Records from a dataset
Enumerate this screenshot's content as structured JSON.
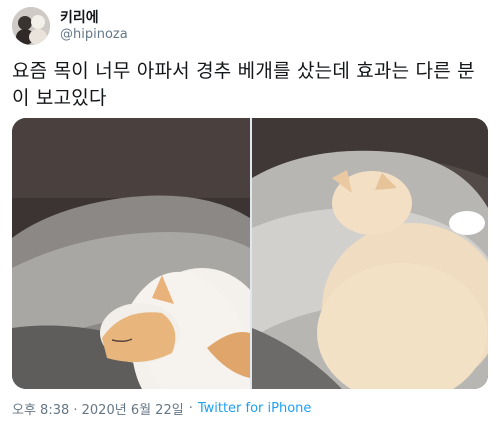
{
  "user": {
    "display_name": "키리에",
    "handle": "@hipinoza"
  },
  "tweet": {
    "text": "요즘 목이 너무 아파서 경추 베개를 샀는데 효과는 다른 분이 보고있다"
  },
  "media": {
    "photos": [
      {
        "subject": "cat sleeping on cervical pillow"
      },
      {
        "subject": "cat lying on cervical pillow"
      }
    ]
  },
  "footer": {
    "timestamp": "오후 8:38 · 2020년 6월 22일",
    "separator": "·",
    "source": "Twitter for iPhone"
  },
  "colors": {
    "text": "#14171a",
    "secondary": "#657786",
    "link": "#1da1f2"
  }
}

[TO DO]: Write out each line again precisely as it appears, skipping every picture.

[SOLUTION]:
Enumerate this screenshot's content as structured JSON.
{
  "user": {
    "display_name": "키리에",
    "handle": "@hipinoza"
  },
  "tweet": {
    "text": "요즘 목이 너무 아파서 경추 베개를 샀는데 효과는 다른 분이 보고있다"
  },
  "media": {
    "photos": [
      {
        "subject": "cat sleeping on cervical pillow"
      },
      {
        "subject": "cat lying on cervical pillow"
      }
    ]
  },
  "footer": {
    "timestamp": "오후 8:38 · 2020년 6월 22일",
    "separator": "·",
    "source": "Twitter for iPhone"
  },
  "colors": {
    "text": "#14171a",
    "secondary": "#657786",
    "link": "#1da1f2"
  }
}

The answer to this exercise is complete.